Copy every line that contains the string "матеріал" from the entries below.

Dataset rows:

* Start *

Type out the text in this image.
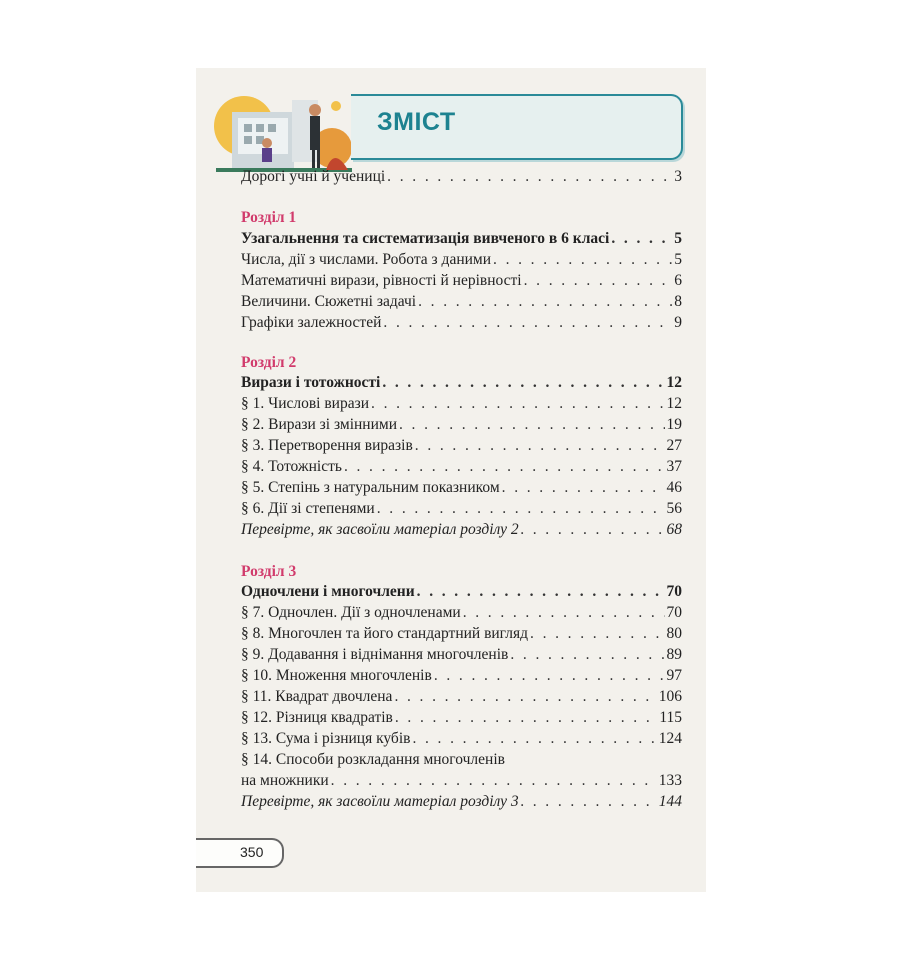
ЗМІСТ
Дорогі учні й учениці . . .	3
Розділ 1
Узагальнення та систематизація вивченого в 6 класі . . .	5
Числа, дії з числами. Робота з даними . . .	5
Математичні вирази, рівності й нерівності . . .	6
Величини. Сюжетні задачі . . .	8
Графіки залежностей . . .	9
Розділ 2
Вирази і тотожності . . .	12
§ 1. Числові вирази . . .	12
§ 2. Вирази зі змінними . . .	19
§ 3. Перетворення виразів . . .	27
§ 4. Тотожність . . .	37
§ 5. Степінь з натуральним показником . . .	46
§ 6. Дії зі степенями . . .	56
Перевірте, як засвоїли матеріал розділу 2 . . .	68
Розділ 3
Одночлени і многочлени . . .	70
§ 7. Одночлен. Дії з одночленами . . .	70
§ 8. Многочлен та його стандартний вигляд . . .	80
§ 9. Додавання і віднімання многочленів . . .	89
§ 10. Множення многочленів . . .	97
§ 11. Квадрат двочлена . . .	106
§ 12. Різниця квадратів . . .	115
§ 13. Сума і різниця кубів . . .	124
§ 14. Способи розкладання многочленів
на множники . . .	133
Перевірте, як засвоїли матеріал розділу 3 . . .	144
350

* End *

WRITTEN REPLY:
Перевірте, як засвоїли матеріал розділу 2 . . .	68
Перевірте, як засвоїли матеріал розділу 3 . . .	144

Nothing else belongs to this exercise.